| Do this |
Extract the full listing below without altering a single character.

| Recorded information |
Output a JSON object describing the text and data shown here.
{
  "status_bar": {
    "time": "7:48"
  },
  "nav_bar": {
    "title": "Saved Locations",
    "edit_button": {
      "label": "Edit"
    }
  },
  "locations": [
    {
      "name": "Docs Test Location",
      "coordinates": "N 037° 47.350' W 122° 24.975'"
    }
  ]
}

| Answer in full |
Output a JSON object describing the text and data shown here.
{
  "status_bar": {
    "time": "7:48"
  },
  "nav_bar": {
    "title": "Saved Locations",
    "edit_button": {
      "label": "Edit"
    }
  },
  "locations": [
    {
      "name": "Docs Test Location",
      "coordinates": "N 037° 47.350' W 122° 24.975'"
    }
  ]
}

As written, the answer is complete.